Go through the listing below and list every line with "ausreichend".

(Extracts from a graphics dataset)
::::

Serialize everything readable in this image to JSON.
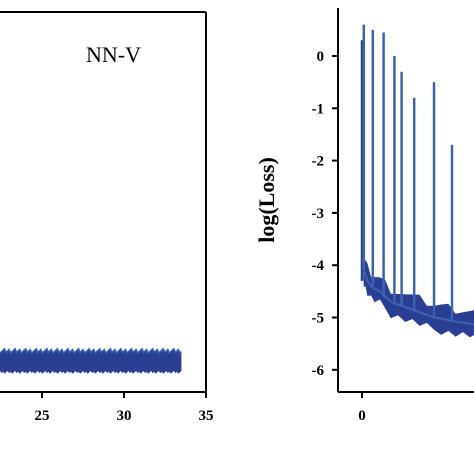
{
  "colors": {
    "series": "#2a3f93",
    "series_light": "#3b63b0",
    "axis": "#000000",
    "background": "#ffffff"
  },
  "chart_data": [
    {
      "type": "line",
      "annotation": "NN-V",
      "xlabel": "",
      "ylabel": "",
      "xlim": [
        0,
        35
      ],
      "x_ticks": [
        25,
        30,
        35
      ],
      "x_tick_labels": [
        "25",
        "30",
        "35"
      ],
      "grid": false,
      "series": [
        {
          "x": [
            0,
            2,
            4,
            6,
            8,
            10,
            12,
            14,
            16,
            18,
            20,
            22,
            24,
            26,
            28,
            30,
            32,
            33.5
          ],
          "band": 1,
          "note": "dense flat band near the bottom of the panel"
        }
      ]
    },
    {
      "type": "line",
      "xlabel": "",
      "ylabel": "log(Loss)",
      "ylim": [
        -6.2,
        0.9
      ],
      "y_ticks": [
        0,
        -1,
        -2,
        -3,
        -4,
        -5,
        -6
      ],
      "y_tick_labels": [
        "0",
        "-1",
        "-2",
        "-3",
        "-4",
        "-5",
        "-6"
      ],
      "x_ticks": [
        0
      ],
      "x_tick_labels": [
        "0"
      ],
      "xlim": [
        0,
        10
      ],
      "grid": false,
      "series": [
        {
          "x": [
            0,
            0.05,
            0.1,
            0.2,
            0.3,
            0.5,
            0.7,
            1.0,
            1.3,
            1.6,
            2.0,
            2.4,
            2.8,
            3.2,
            3.6,
            4.0,
            4.4,
            4.8,
            5.2,
            5.6,
            6.0,
            6.4,
            6.8,
            7.2,
            7.6,
            8.0,
            8.4,
            8.8,
            9.2,
            9.6,
            10.0
          ],
          "y": [
            -4.0,
            -3.7,
            -4.1,
            -4.2,
            -4.3,
            -4.4,
            -4.45,
            -4.5,
            -4.6,
            -4.7,
            -4.75,
            -4.8,
            -4.85,
            -4.9,
            -4.95,
            -5.0,
            -5.02,
            -5.05,
            -5.08,
            -5.1,
            -5.12,
            -5.14,
            -5.16,
            -5.18,
            -5.2,
            -5.22,
            -5.25,
            -5.28,
            -5.3,
            -5.35,
            -5.4
          ],
          "spikes": [
            {
              "x": 0.1,
              "y": 0.6
            },
            {
              "x": 0.6,
              "y": 0.5
            },
            {
              "x": 1.2,
              "y": 0.45
            },
            {
              "x": 1.8,
              "y": 0.0
            },
            {
              "x": 2.2,
              "y": -0.3
            },
            {
              "x": 2.9,
              "y": -0.8
            },
            {
              "x": 4.0,
              "y": -0.5
            },
            {
              "x": 5.0,
              "y": -1.7
            }
          ]
        }
      ]
    }
  ]
}
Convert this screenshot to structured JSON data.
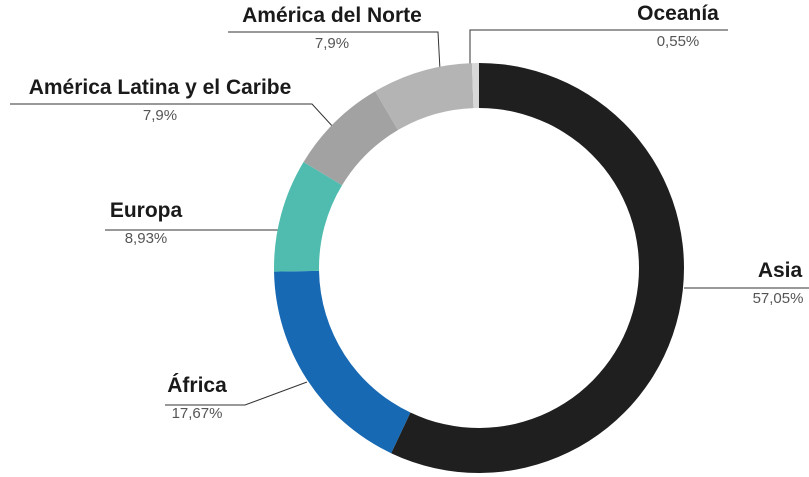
{
  "chart_data": {
    "type": "donut",
    "categories": [
      "Asia",
      "África",
      "Europa",
      "América Latina y el Caribe",
      "América del Norte",
      "Oceanía"
    ],
    "values": [
      57.05,
      17.67,
      8.93,
      7.9,
      7.9,
      0.55
    ],
    "value_labels": [
      "57,05%",
      "17,67%",
      "8,93%",
      "7,9%",
      "7,9%",
      "0,55%"
    ],
    "colors": [
      "#1f1f1f",
      "#1769b4",
      "#4fbcaf",
      "#a2a2a2",
      "#b4b4b4",
      "#d8d8d8"
    ]
  }
}
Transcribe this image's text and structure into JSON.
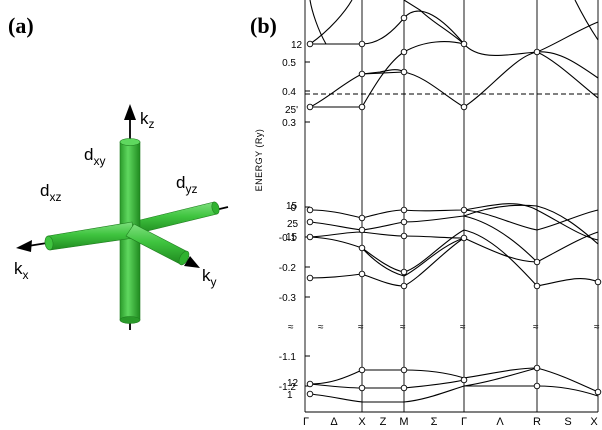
{
  "panel_a": {
    "label": "(a)",
    "axes": {
      "kx": "k",
      "kx_sub": "x",
      "ky": "k",
      "ky_sub": "y",
      "kz": "k",
      "kz_sub": "z"
    },
    "orbitals": {
      "dxy": "d",
      "dxy_sub": "xy",
      "dxz": "d",
      "dxz_sub": "xz",
      "dyz": "d",
      "dyz_sub": "yz"
    },
    "tube_color": "#3fc43f",
    "tube_dark": "#1f7d1f"
  },
  "panel_b": {
    "label": "(b)",
    "ylabel": "ENERGY (Ry)",
    "kpoints": [
      "Γ",
      "Δ",
      "X",
      "Z",
      "M",
      "Σ",
      "Γ",
      "Λ",
      "R",
      "S",
      "X"
    ],
    "ticks_upper": [
      "0.5",
      "0.4",
      "0.3",
      "0",
      "-0.1",
      "-0.2",
      "-0.3"
    ],
    "ticks_lower": [
      "-1.1",
      "-1.2"
    ],
    "state_labels": [
      "12",
      "25'",
      "15",
      "25",
      "15",
      "12",
      "1"
    ],
    "break_marks": [
      "≈",
      "≈",
      "≈",
      "≈",
      "≈",
      "≈",
      "≈"
    ],
    "fermi_level_ry": 0.39
  }
}
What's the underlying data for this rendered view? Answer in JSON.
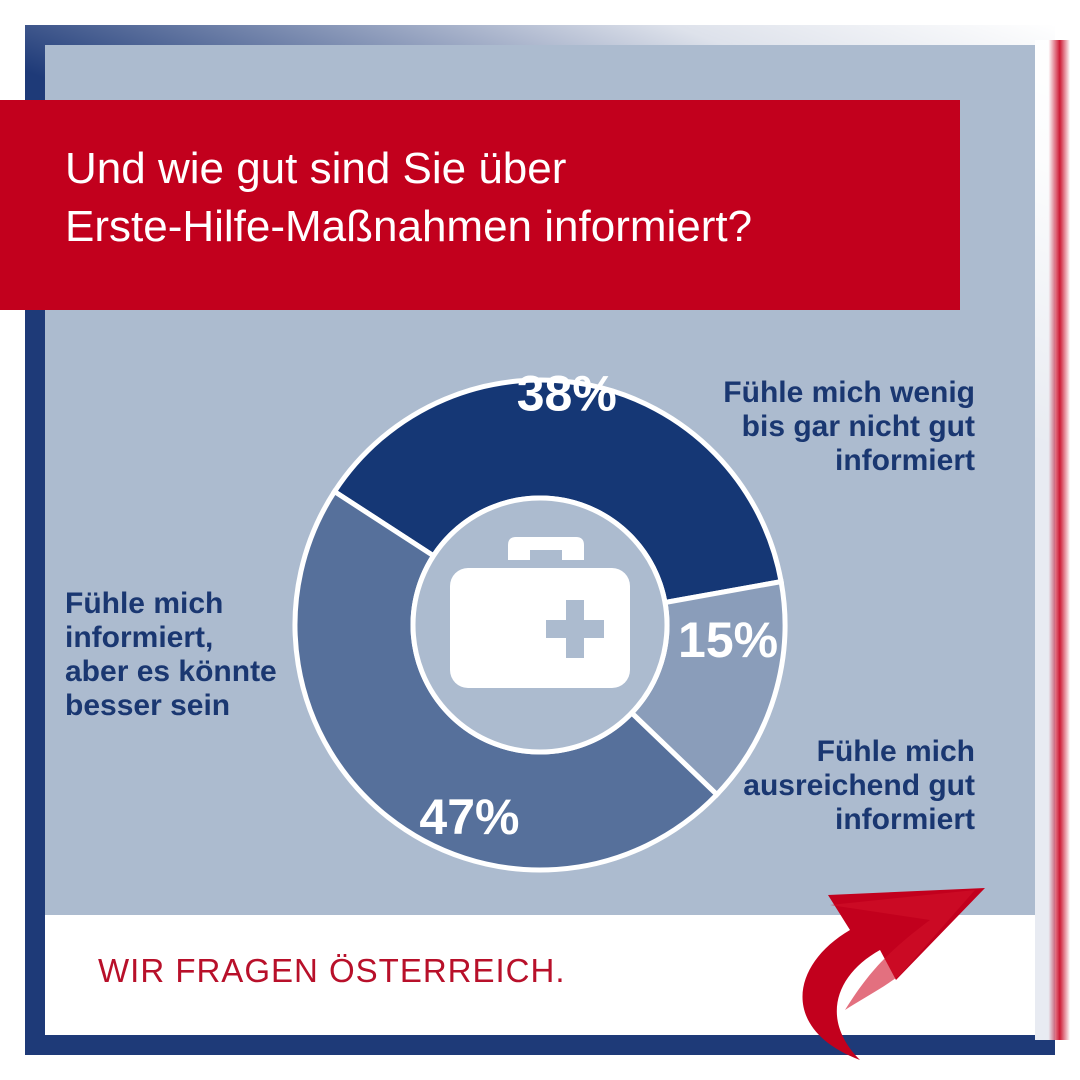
{
  "title_lines": [
    "Und wie gut sind Sie über",
    "Erste-Hilfe-Maßnahmen informiert?"
  ],
  "chart_data": {
    "type": "pie",
    "variant": "donut",
    "title": "Und wie gut sind Sie über Erste-Hilfe-Maßnahmen informiert?",
    "unit": "%",
    "slices": [
      {
        "label": "Fühle mich wenig bis gar nicht gut informiert",
        "value": 38,
        "value_label": "38%",
        "color": "#153775"
      },
      {
        "label": "Fühle mich ausreichend gut informiert",
        "value": 15,
        "value_label": "15%",
        "color": "#8a9dba"
      },
      {
        "label": "Fühle mich informiert, aber es könnte besser sein",
        "value": 47,
        "value_label": "47%",
        "color": "#56709b"
      }
    ],
    "center_icon": "first-aid-kit-icon"
  },
  "labels": {
    "wenig": [
      "Fühle mich wenig",
      "bis gar nicht gut",
      "informiert"
    ],
    "ausreichend": [
      "Fühle mich",
      "ausreichend gut",
      "informiert"
    ],
    "besser": [
      "Fühle mich",
      "informiert,",
      "aber es könnte",
      "besser sein"
    ]
  },
  "footer": {
    "text": "WIR FRAGEN ÖSTERREICH."
  },
  "logo_icon": "red-arrow-swoosh-logo",
  "colors": {
    "accent_red": "#c2001d",
    "frame_blue": "#1e3a78",
    "panel": "#acbbcf",
    "label_blue": "#1a3771"
  }
}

::::

### [Solved exercise]
        "label": "Fühle mich ausreichend gut informiert",
    "ausreichend": [
      "ausreichend gut",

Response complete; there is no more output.